━━━━━ Dataset extract ━━━━━

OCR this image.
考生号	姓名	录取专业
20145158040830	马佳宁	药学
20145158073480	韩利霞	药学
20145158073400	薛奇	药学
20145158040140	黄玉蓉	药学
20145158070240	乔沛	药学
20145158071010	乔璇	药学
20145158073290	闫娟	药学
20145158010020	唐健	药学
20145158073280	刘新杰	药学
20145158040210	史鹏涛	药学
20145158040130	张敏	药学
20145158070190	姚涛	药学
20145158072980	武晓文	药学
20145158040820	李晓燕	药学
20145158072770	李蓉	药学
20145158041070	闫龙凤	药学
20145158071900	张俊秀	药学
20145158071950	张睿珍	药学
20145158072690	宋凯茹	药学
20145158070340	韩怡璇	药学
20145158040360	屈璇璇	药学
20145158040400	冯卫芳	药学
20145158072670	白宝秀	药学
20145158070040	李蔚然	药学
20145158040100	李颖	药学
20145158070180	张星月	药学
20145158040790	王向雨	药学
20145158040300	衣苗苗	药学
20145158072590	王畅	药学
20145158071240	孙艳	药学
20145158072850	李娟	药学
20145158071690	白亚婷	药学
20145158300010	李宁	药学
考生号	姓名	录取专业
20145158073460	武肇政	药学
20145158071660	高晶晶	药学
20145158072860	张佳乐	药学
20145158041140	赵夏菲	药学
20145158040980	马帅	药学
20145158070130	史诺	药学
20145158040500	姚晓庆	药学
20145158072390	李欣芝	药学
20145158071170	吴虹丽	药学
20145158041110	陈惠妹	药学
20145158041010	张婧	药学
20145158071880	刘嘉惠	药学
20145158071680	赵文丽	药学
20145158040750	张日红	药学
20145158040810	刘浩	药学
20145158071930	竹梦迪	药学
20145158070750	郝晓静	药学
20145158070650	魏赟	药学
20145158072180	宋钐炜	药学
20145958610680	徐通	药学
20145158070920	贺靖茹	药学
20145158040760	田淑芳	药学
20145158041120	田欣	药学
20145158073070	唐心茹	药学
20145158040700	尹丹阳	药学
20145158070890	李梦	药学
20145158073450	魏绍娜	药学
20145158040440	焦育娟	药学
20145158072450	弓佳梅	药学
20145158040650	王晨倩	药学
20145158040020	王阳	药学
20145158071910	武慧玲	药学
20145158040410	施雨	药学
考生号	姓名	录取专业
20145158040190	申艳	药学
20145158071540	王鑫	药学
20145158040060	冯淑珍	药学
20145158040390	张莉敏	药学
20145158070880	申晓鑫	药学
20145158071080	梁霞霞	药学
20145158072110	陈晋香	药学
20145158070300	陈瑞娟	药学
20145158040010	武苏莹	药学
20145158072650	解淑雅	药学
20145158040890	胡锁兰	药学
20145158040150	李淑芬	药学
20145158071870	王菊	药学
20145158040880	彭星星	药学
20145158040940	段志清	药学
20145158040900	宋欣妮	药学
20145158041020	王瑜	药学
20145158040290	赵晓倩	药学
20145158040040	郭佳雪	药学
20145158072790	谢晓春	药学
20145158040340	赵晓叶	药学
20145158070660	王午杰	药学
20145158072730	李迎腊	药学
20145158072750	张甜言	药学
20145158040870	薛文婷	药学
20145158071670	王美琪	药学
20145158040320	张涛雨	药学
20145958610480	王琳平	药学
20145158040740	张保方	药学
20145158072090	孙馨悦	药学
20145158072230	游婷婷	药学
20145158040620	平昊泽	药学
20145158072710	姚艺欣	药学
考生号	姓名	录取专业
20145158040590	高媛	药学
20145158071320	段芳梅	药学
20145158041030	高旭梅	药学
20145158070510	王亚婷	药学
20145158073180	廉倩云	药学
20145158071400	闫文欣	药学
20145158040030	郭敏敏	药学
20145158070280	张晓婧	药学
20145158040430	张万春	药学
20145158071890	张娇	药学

━━━━━

◆ What is needed ◆
Reproduce the listing shown above in its entirety, exactly.

◆ Solution to this task ◆
OCR this image.
考生号	姓名	录取专业
20145158040830	马佳宁	药学
20145158073480	韩利霞	药学
20145158073400	薛奇	药学
20145158040140	黄玉蓉	药学
20145158070240	乔沛	药学
20145158071010	乔璇	药学
20145158073290	闫娟	药学
20145158010020	唐健	药学
20145158073280	刘新杰	药学
20145158040210	史鹏涛	药学
20145158040130	张敏	药学
20145158070190	姚涛	药学
20145158072980	武晓文	药学
20145158040820	李晓燕	药学
20145158072770	李蓉	药学
20145158041070	闫龙凤	药学
20145158071900	张俊秀	药学
20145158071950	张睿珍	药学
20145158072690	宋凯茹	药学
20145158070340	韩怡璇	药学
20145158040360	屈璇璇	药学
20145158040400	冯卫芳	药学
20145158072670	白宝秀	药学
20145158070040	李蔚然	药学
20145158040100	李颖	药学
20145158070180	张星月	药学
20145158040790	王向雨	药学
20145158040300	衣苗苗	药学
20145158072590	王畅	药学
20145158071240	孙艳	药学
20145158072850	李娟	药学
20145158071690	白亚婷	药学
20145158300010	李宁	药学
考生号	姓名	录取专业
20145158073460	武肇政	药学
20145158071660	高晶晶	药学
20145158072860	张佳乐	药学
20145158041140	赵夏菲	药学
20145158040980	马帅	药学
20145158070130	史诺	药学
20145158040500	姚晓庆	药学
20145158072390	李欣芝	药学
20145158071170	吴虹丽	药学
20145158041110	陈惠妹	药学
20145158041010	张婧	药学
20145158071880	刘嘉惠	药学
20145158071680	赵文丽	药学
20145158040750	张日红	药学
20145158040810	刘浩	药学
20145158071930	竹梦迪	药学
20145158070750	郝晓静	药学
20145158070650	魏赟	药学
20145158072180	宋钐炜	药学
20145958610680	徐通	药学
20145158070920	贺靖茹	药学
20145158040760	田淑芳	药学
20145158041120	田欣	药学
20145158073070	唐心茹	药学
20145158040700	尹丹阳	药学
20145158070890	李梦	药学
20145158073450	魏绍娜	药学
20145158040440	焦育娟	药学
20145158072450	弓佳梅	药学
20145158040650	王晨倩	药学
20145158040020	王阳	药学
20145158071910	武慧玲	药学
20145158040410	施雨	药学
考生号	姓名	录取专业
20145158040190	申艳	药学
20145158071540	王鑫	药学
20145158040060	冯淑珍	药学
20145158040390	张莉敏	药学
20145158070880	申晓鑫	药学
20145158071080	梁霞霞	药学
20145158072110	陈晋香	药学
20145158070300	陈瑞娟	药学
20145158040010	武苏莹	药学
20145158072650	解淑雅	药学
20145158040890	胡锁兰	药学
20145158040150	李淑芬	药学
20145158071870	王菊	药学
20145158040880	彭星星	药学
20145158040940	段志清	药学
20145158040900	宋欣妮	药学
20145158041020	王瑜	药学
20145158040290	赵晓倩	药学
20145158040040	郭佳雪	药学
20145158072790	谢晓春	药学
20145158040340	赵晓叶	药学
20145158070660	王午杰	药学
20145158072730	李迎腊	药学
20145158072750	张甜言	药学
20145158040870	薛文婷	药学
20145158071670	王美琪	药学
20145158040320	张涛雨	药学
20145958610480	王琳平	药学
20145158040740	张保方	药学
20145158072090	孙馨悦	药学
20145158072230	游婷婷	药学
20145158040620	平昊泽	药学
20145158072710	姚艺欣	药学
考生号	姓名	录取专业
20145158040590	高媛	药学
20145158071320	段芳梅	药学
20145158041030	高旭梅	药学
20145158070510	王亚婷	药学
20145158073180	廉倩云	药学
20145158071400	闫文欣	药学
20145158040030	郭敏敏	药学
20145158070280	张晓婧	药学
20145158040430	张万春	药学
20145158071890	张娇	药学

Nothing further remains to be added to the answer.